> [Set exercise] Filter the entries and keep only the lines where the string "from" appears.

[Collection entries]
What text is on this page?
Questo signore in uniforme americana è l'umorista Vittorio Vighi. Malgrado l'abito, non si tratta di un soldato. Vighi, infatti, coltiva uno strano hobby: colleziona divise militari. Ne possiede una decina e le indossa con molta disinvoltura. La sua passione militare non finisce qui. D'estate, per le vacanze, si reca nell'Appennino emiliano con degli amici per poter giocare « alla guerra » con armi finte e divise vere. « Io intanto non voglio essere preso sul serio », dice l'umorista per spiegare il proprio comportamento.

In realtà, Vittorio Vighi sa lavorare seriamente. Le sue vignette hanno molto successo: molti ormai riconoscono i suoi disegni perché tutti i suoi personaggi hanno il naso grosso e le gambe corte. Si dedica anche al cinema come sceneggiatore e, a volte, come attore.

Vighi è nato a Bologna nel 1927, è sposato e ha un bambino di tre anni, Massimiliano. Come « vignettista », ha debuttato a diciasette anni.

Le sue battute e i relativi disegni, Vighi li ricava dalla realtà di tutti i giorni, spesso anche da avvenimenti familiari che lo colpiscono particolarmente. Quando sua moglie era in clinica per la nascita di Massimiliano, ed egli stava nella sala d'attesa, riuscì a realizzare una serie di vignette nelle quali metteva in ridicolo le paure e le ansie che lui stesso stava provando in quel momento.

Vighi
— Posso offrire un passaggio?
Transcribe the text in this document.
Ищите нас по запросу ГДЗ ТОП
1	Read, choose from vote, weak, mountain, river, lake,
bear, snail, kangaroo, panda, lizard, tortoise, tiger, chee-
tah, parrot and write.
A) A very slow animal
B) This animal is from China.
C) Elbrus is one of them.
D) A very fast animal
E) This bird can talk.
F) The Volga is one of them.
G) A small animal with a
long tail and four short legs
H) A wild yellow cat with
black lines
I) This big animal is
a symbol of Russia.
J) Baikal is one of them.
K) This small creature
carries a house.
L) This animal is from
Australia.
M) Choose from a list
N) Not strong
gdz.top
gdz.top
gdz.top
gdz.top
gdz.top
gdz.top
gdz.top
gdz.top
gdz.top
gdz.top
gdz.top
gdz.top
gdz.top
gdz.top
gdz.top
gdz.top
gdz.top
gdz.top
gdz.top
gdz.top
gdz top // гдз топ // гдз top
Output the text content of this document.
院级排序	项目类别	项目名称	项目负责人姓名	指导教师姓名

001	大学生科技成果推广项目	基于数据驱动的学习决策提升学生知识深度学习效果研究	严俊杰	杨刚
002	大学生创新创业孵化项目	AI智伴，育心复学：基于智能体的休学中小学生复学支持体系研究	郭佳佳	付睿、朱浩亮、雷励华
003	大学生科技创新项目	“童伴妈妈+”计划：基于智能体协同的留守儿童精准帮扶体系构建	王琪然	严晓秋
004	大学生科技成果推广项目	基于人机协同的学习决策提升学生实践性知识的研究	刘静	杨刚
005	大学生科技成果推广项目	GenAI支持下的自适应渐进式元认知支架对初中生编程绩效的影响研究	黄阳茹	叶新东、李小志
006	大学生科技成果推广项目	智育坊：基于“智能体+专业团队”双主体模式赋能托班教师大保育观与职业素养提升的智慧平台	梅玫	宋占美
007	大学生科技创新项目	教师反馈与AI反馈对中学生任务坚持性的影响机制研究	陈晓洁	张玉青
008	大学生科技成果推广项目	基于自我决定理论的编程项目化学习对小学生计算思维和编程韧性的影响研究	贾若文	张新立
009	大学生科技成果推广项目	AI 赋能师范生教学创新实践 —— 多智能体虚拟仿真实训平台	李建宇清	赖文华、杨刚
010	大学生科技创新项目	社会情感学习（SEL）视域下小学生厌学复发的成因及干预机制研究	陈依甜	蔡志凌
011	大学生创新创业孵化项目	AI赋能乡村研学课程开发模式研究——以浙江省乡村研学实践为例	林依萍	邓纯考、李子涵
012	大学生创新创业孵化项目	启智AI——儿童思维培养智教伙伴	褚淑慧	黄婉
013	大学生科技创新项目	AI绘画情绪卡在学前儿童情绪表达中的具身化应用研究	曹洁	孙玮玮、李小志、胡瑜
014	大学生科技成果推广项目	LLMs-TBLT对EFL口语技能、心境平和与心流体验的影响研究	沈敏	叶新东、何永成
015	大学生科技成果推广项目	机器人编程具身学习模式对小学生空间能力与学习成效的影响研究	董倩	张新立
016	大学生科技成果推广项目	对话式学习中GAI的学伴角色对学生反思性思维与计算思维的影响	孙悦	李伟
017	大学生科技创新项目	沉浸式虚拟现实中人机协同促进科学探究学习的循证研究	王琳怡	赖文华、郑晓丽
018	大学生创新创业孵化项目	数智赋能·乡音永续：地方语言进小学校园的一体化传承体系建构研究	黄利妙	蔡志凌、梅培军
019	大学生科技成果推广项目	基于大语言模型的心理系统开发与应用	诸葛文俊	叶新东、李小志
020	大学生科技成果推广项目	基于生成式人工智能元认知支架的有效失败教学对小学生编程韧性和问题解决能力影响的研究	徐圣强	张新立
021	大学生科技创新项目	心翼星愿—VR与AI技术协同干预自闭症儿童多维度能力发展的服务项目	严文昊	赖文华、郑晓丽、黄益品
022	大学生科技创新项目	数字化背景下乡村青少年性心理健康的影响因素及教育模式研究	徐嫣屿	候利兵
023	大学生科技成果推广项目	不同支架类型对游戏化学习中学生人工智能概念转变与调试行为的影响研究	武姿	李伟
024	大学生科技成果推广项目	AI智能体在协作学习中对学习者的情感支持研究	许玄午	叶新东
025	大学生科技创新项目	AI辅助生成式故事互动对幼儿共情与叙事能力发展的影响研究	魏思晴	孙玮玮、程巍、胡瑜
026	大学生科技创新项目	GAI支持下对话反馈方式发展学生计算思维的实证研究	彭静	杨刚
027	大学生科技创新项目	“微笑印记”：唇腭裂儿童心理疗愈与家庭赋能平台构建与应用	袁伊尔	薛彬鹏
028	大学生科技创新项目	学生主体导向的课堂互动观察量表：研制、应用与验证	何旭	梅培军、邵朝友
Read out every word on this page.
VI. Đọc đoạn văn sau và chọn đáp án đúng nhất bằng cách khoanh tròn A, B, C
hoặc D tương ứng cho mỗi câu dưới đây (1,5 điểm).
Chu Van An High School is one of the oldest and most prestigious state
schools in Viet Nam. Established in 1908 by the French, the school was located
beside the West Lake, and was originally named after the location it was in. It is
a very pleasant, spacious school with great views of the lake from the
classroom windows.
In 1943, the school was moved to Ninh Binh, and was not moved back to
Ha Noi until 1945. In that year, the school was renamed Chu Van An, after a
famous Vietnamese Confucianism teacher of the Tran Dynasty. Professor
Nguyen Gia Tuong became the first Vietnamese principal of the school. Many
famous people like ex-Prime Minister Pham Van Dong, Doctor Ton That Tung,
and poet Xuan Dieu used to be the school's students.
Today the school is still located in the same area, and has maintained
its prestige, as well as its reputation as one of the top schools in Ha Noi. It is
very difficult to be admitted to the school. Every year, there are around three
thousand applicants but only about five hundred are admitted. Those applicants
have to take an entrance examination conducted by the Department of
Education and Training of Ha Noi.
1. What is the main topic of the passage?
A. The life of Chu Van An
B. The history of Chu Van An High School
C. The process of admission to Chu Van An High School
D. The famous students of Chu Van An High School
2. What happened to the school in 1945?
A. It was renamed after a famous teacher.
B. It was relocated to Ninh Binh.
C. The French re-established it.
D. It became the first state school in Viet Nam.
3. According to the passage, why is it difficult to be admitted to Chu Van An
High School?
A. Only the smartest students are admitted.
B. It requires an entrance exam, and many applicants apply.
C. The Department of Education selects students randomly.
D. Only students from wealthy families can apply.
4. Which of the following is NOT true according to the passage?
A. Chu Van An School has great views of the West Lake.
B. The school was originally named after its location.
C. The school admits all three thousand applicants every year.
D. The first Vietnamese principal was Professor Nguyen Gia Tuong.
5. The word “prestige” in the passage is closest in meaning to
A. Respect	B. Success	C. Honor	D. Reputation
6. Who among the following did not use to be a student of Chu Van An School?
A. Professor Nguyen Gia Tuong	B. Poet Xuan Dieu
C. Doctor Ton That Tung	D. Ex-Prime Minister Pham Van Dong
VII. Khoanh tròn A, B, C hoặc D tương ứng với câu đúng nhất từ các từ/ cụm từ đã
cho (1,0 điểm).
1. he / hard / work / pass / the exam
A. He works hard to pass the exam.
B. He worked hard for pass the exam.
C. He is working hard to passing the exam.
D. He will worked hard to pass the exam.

> [Final result]
1	Read, choose from vote, weak, mountain, river, lake,
B) This animal is from China.
L) This animal is from
M) Choose from a list
a very pleasant, spacious school with great views of the lake from the
D. Only students from wealthy families can apply.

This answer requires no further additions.